→ **Work instructions**
Reproduce all records exactly.

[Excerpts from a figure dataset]

- - - - -

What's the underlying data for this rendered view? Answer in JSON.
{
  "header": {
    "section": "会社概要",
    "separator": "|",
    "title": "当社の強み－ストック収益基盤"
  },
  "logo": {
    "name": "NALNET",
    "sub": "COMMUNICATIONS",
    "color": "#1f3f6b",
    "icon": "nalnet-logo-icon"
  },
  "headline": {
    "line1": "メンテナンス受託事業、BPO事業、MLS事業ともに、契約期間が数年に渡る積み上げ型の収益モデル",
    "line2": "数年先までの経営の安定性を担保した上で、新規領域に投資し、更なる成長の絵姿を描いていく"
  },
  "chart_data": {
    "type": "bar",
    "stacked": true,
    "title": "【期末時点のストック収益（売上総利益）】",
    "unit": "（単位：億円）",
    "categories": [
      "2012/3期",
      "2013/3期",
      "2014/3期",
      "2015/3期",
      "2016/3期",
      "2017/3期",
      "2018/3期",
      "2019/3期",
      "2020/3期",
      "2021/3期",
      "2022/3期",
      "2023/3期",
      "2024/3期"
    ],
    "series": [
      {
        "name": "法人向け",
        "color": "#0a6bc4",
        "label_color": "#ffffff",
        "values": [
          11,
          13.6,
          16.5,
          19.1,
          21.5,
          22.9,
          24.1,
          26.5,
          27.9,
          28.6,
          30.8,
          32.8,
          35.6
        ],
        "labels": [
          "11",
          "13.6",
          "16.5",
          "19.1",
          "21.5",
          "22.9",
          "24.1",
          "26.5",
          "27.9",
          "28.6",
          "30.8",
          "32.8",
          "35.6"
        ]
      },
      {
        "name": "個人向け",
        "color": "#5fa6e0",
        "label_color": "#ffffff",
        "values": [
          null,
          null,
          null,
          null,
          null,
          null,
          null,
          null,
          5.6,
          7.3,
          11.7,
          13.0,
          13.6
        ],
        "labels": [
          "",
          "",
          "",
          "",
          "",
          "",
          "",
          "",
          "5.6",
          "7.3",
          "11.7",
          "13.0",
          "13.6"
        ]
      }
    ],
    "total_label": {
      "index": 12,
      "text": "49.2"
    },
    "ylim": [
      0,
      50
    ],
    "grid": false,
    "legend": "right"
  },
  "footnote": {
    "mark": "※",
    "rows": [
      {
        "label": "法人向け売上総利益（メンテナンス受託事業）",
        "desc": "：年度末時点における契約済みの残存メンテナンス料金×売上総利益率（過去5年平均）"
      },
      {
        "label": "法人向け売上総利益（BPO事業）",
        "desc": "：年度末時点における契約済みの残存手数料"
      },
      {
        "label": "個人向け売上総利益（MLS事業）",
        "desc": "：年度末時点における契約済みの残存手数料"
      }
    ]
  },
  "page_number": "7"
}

- - - - -

→ **The answer**
What's the underlying data for this rendered view? Answer in JSON.
{
  "header": {
    "section": "会社概要",
    "separator": "|",
    "title": "当社の強み－ストック収益基盤"
  },
  "logo": {
    "name": "NALNET",
    "sub": "COMMUNICATIONS",
    "color": "#1f3f6b",
    "icon": "nalnet-logo-icon"
  },
  "headline": {
    "line1": "メンテナンス受託事業、BPO事業、MLS事業ともに、契約期間が数年に渡る積み上げ型の収益モデル",
    "line2": "数年先までの経営の安定性を担保した上で、新規領域に投資し、更なる成長の絵姿を描いていく"
  },
  "chart_data": {
    "type": "bar",
    "stacked": true,
    "title": "【期末時点のストック収益（売上総利益）】",
    "unit": "（単位：億円）",
    "categories": [
      "2012/3期",
      "2013/3期",
      "2014/3期",
      "2015/3期",
      "2016/3期",
      "2017/3期",
      "2018/3期",
      "2019/3期",
      "2020/3期",
      "2021/3期",
      "2022/3期",
      "2023/3期",
      "2024/3期"
    ],
    "series": [
      {
        "name": "法人向け",
        "color": "#0a6bc4",
        "label_color": "#ffffff",
        "values": [
          11,
          13.6,
          16.5,
          19.1,
          21.5,
          22.9,
          24.1,
          26.5,
          27.9,
          28.6,
          30.8,
          32.8,
          35.6
        ],
        "labels": [
          "11",
          "13.6",
          "16.5",
          "19.1",
          "21.5",
          "22.9",
          "24.1",
          "26.5",
          "27.9",
          "28.6",
          "30.8",
          "32.8",
          "35.6"
        ]
      },
      {
        "name": "個人向け",
        "color": "#5fa6e0",
        "label_color": "#ffffff",
        "values": [
          null,
          null,
          null,
          null,
          null,
          null,
          null,
          null,
          5.6,
          7.3,
          11.7,
          13.0,
          13.6
        ],
        "labels": [
          "",
          "",
          "",
          "",
          "",
          "",
          "",
          "",
          "5.6",
          "7.3",
          "11.7",
          "13.0",
          "13.6"
        ]
      }
    ],
    "total_label": {
      "index": 12,
      "text": "49.2"
    },
    "ylim": [
      0,
      50
    ],
    "grid": false,
    "legend": "right"
  },
  "footnote": {
    "mark": "※",
    "rows": [
      {
        "label": "法人向け売上総利益（メンテナンス受託事業）",
        "desc": "：年度末時点における契約済みの残存メンテナンス料金×売上総利益率（過去5年平均）"
      },
      {
        "label": "法人向け売上総利益（BPO事業）",
        "desc": "：年度末時点における契約済みの残存手数料"
      },
      {
        "label": "個人向け売上総利益（MLS事業）",
        "desc": "：年度末時点における契約済みの残存手数料"
      }
    ]
  },
  "page_number": "7"
}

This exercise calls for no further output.